**Description of the task:** Please write back the records below word for word, leaving out the pictures.

## Start

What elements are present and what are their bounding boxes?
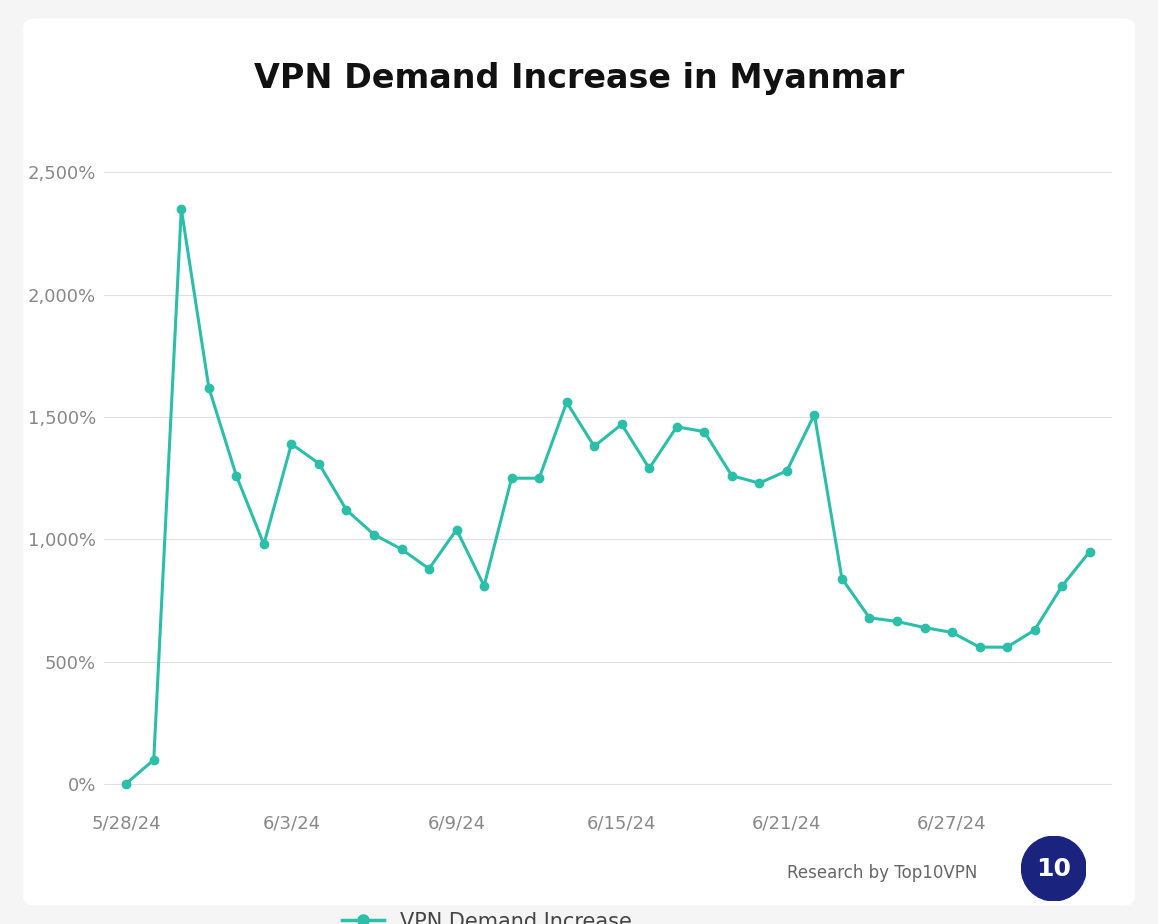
Circle shape — [1021, 836, 1086, 901]
Legend: VPN Demand Increase: VPN Demand Increase — [342, 911, 632, 924]
Text: 10: 10 — [1036, 857, 1071, 881]
Text: VPN Demand Increase in Myanmar: VPN Demand Increase in Myanmar — [254, 62, 904, 95]
Text: Research by Top10VPN: Research by Top10VPN — [787, 864, 977, 882]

## End

**Expected answer:**
What elements are present and what are their bounding boxes?
Circle shape — [1021, 836, 1086, 901]
Legend: VPN Demand Increase: VPN Demand Increase — [342, 911, 632, 924]
Text: 10: 10 — [1036, 857, 1071, 881]
Text: VPN Demand Increase in Myanmar: VPN Demand Increase in Myanmar — [254, 62, 904, 95]
Text: Research by Top10VPN: Research by Top10VPN — [787, 864, 977, 882]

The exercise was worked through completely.